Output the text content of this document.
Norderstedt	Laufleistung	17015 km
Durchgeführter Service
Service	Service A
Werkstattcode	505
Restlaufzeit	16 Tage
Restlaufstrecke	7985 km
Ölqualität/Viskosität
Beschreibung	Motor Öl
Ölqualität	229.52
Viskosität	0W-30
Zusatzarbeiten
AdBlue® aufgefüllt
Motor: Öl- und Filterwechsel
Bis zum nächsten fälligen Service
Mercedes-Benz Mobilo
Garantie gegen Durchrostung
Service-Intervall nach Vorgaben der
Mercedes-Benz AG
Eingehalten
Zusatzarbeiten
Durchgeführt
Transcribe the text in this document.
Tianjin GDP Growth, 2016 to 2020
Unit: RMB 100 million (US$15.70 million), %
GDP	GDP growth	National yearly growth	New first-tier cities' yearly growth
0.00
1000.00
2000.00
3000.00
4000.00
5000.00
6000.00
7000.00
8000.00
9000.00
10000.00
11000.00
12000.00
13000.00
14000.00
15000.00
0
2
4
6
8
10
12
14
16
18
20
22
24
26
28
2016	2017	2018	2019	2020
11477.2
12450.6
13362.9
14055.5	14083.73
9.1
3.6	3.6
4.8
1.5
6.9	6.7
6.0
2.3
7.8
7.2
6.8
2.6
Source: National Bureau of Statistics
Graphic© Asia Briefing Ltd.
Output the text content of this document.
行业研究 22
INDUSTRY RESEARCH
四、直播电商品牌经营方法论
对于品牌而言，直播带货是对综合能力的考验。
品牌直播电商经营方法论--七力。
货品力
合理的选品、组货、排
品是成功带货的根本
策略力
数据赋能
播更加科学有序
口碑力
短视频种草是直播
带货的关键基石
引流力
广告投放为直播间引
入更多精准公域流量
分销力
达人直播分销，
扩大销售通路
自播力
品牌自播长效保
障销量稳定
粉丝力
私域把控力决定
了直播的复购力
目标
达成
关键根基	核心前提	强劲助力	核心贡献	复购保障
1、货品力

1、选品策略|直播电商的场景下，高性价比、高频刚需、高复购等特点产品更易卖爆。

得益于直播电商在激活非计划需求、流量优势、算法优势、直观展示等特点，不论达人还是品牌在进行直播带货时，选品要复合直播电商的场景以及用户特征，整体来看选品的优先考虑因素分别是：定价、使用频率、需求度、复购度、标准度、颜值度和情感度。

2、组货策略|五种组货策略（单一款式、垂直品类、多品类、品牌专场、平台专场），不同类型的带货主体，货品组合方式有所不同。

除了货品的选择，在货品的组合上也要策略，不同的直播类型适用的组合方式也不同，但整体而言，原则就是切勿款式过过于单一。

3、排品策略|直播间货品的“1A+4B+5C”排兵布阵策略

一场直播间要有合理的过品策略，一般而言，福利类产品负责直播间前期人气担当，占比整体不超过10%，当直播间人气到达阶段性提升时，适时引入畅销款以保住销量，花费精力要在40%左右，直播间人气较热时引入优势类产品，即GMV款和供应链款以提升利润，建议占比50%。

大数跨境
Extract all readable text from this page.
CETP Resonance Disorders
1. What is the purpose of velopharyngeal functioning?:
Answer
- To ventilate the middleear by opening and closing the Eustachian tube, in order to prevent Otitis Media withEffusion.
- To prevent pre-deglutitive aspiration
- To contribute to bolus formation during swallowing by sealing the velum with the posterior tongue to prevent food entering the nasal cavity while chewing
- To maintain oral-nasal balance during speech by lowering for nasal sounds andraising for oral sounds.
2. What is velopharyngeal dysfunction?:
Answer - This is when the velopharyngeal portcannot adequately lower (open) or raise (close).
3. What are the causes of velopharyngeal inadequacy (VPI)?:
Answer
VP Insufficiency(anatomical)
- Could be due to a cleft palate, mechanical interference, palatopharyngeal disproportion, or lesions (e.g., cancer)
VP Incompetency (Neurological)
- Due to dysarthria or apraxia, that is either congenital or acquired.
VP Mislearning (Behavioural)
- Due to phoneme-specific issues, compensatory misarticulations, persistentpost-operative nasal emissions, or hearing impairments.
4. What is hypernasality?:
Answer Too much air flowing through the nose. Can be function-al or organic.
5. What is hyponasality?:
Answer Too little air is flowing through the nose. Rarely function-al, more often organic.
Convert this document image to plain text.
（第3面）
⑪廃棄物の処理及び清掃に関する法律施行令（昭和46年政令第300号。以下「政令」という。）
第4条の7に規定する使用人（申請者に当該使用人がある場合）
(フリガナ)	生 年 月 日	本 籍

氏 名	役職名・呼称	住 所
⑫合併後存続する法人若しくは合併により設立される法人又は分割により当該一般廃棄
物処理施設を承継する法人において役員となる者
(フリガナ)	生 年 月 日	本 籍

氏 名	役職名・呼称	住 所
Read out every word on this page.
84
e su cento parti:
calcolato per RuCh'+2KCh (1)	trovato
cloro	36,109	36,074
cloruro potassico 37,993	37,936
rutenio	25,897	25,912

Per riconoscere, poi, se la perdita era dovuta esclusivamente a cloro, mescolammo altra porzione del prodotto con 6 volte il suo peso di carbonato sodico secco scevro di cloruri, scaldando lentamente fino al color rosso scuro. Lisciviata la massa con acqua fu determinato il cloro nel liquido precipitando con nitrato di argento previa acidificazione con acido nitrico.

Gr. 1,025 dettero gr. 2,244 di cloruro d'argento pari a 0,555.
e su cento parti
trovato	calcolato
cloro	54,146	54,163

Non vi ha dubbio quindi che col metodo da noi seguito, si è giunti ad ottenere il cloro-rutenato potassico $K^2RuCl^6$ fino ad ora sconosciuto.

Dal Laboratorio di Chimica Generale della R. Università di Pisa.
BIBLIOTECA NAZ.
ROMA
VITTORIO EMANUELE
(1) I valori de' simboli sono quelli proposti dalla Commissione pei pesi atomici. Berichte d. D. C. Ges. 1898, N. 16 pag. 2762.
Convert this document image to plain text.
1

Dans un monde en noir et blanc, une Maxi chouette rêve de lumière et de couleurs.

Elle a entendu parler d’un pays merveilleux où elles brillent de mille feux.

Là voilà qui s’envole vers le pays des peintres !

SET PROBLEM: The records above should be duplicated in full, exactly as given.

THE RESULT:
Output the text content of this document.
Norderstedt	Laufleistung	17015 km
Durchgeführter Service
Service	Service A
Werkstattcode	505
Restlaufzeit	16 Tage
Restlaufstrecke	7985 km
Ölqualität/Viskosität
Beschreibung	Motor Öl
Ölqualität	229.52
Viskosität	0W-30
Zusatzarbeiten
AdBlue® aufgefüllt
Motor: Öl- und Filterwechsel
Bis zum nächsten fälligen Service
Mercedes-Benz Mobilo
Garantie gegen Durchrostung
Service-Intervall nach Vorgaben der
Mercedes-Benz AG
Eingehalten
Zusatzarbeiten
Durchgeführt
Transcribe the text in this document.
Tianjin GDP Growth, 2016 to 2020
Unit: RMB 100 million (US$15.70 million), %
GDP	GDP growth	National yearly growth	New first-tier cities' yearly growth
0.00
1000.00
2000.00
3000.00
4000.00
5000.00
6000.00
7000.00
8000.00
9000.00
10000.00
11000.00
12000.00
13000.00
14000.00
15000.00
0
2
4
6
8
10
12
14
16
18
20
22
24
26
28
2016	2017	2018	2019	2020
11477.2
12450.6
13362.9
14055.5	14083.73
9.1
3.6	3.6
4.8
1.5
6.9	6.7
6.0
2.3
7.8
7.2
6.8
2.6
Source: National Bureau of Statistics
Graphic© Asia Briefing Ltd.
Output the text content of this document.
行业研究 22
INDUSTRY RESEARCH
四、直播电商品牌经营方法论
对于品牌而言，直播带货是对综合能力的考验。
品牌直播电商经营方法论--七力。
货品力
合理的选品、组货、排
品是成功带货的根本
策略力
数据赋能
播更加科学有序
口碑力
短视频种草是直播
带货的关键基石
引流力
广告投放为直播间引
入更多精准公域流量
分销力
达人直播分销，
扩大销售通路
自播力
品牌自播长效保
障销量稳定
粉丝力
私域把控力决定
了直播的复购力
目标
达成
关键根基	核心前提	强劲助力	核心贡献	复购保障
1、货品力

1、选品策略|直播电商的场景下，高性价比、高频刚需、高复购等特点产品更易卖爆。

得益于直播电商在激活非计划需求、流量优势、算法优势、直观展示等特点，不论达人还是品牌在进行直播带货时，选品要复合直播电商的场景以及用户特征，整体来看选品的优先考虑因素分别是：定价、使用频率、需求度、复购度、标准度、颜值度和情感度。

2、组货策略|五种组货策略（单一款式、垂直品类、多品类、品牌专场、平台专场），不同类型的带货主体，货品组合方式有所不同。

除了货品的选择，在货品的组合上也要策略，不同的直播类型适用的组合方式也不同，但整体而言，原则就是切勿款式过过于单一。

3、排品策略|直播间货品的“1A+4B+5C”排兵布阵策略

一场直播间要有合理的过品策略，一般而言，福利类产品负责直播间前期人气担当，占比整体不超过10%，当直播间人气到达阶段性提升时，适时引入畅销款以保住销量，花费精力要在40%左右，直播间人气较热时引入优势类产品，即GMV款和供应链款以提升利润，建议占比50%。

大数跨境
Extract all readable text from this page.
CETP Resonance Disorders
1. What is the purpose of velopharyngeal functioning?:
Answer
- To ventilate the middleear by opening and closing the Eustachian tube, in order to prevent Otitis Media withEffusion.
- To prevent pre-deglutitive aspiration
- To contribute to bolus formation during swallowing by sealing the velum with the posterior tongue to prevent food entering the nasal cavity while chewing
- To maintain oral-nasal balance during speech by lowering for nasal sounds andraising for oral sounds.
2. What is velopharyngeal dysfunction?:
Answer - This is when the velopharyngeal portcannot adequately lower (open) or raise (close).
3. What are the causes of velopharyngeal inadequacy (VPI)?:
Answer
VP Insufficiency(anatomical)
- Could be due to a cleft palate, mechanical interference, palatopharyngeal disproportion, or lesions (e.g., cancer)
VP Incompetency (Neurological)
- Due to dysarthria or apraxia, that is either congenital or acquired.
VP Mislearning (Behavioural)
- Due to phoneme-specific issues, compensatory misarticulations, persistentpost-operative nasal emissions, or hearing impairments.
4. What is hypernasality?:
Answer Too much air flowing through the nose. Can be function-al or organic.
5. What is hyponasality?:
Answer Too little air is flowing through the nose. Rarely function-al, more often organic.
Convert this document image to plain text.
（第3面）
⑪廃棄物の処理及び清掃に関する法律施行令（昭和46年政令第300号。以下「政令」という。）
第4条の7に規定する使用人（申請者に当該使用人がある場合）
(フリガナ)	生 年 月 日	本 籍

氏 名	役職名・呼称	住 所
⑫合併後存続する法人若しくは合併により設立される法人又は分割により当該一般廃棄
物処理施設を承継する法人において役員となる者
(フリガナ)	生 年 月 日	本 籍

氏 名	役職名・呼称	住 所
Read out every word on this page.
84
e su cento parti:
calcolato per RuCh'+2KCh (1)	trovato
cloro	36,109	36,074
cloruro potassico 37,993	37,936
rutenio	25,897	25,912

Per riconoscere, poi, se la perdita era dovuta esclusivamente a cloro, mescolammo altra porzione del prodotto con 6 volte il suo peso di carbonato sodico secco scevro di cloruri, scaldando lentamente fino al color rosso scuro. Lisciviata la massa con acqua fu determinato il cloro nel liquido precipitando con nitrato di argento previa acidificazione con acido nitrico.

Gr. 1,025 dettero gr. 2,244 di cloruro d'argento pari a 0,555.
e su cento parti
trovato	calcolato
cloro	54,146	54,163

Non vi ha dubbio quindi che col metodo da noi seguito, si è giunti ad ottenere il cloro-rutenato potassico $K^2RuCl^6$ fino ad ora sconosciuto.

Dal Laboratorio di Chimica Generale della R. Università di Pisa.
BIBLIOTECA NAZ.
ROMA
VITTORIO EMANUELE
(1) I valori de' simboli sono quelli proposti dalla Commissione pei pesi atomici. Berichte d. D. C. Ges. 1898, N. 16 pag. 2762.
Convert this document image to plain text.
1

Dans un monde en noir et blanc, une Maxi chouette rêve de lumière et de couleurs.

Elle a entendu parler d’un pays merveilleux où elles brillent de mille feux.

Là voilà qui s’envole vers le pays des peintres !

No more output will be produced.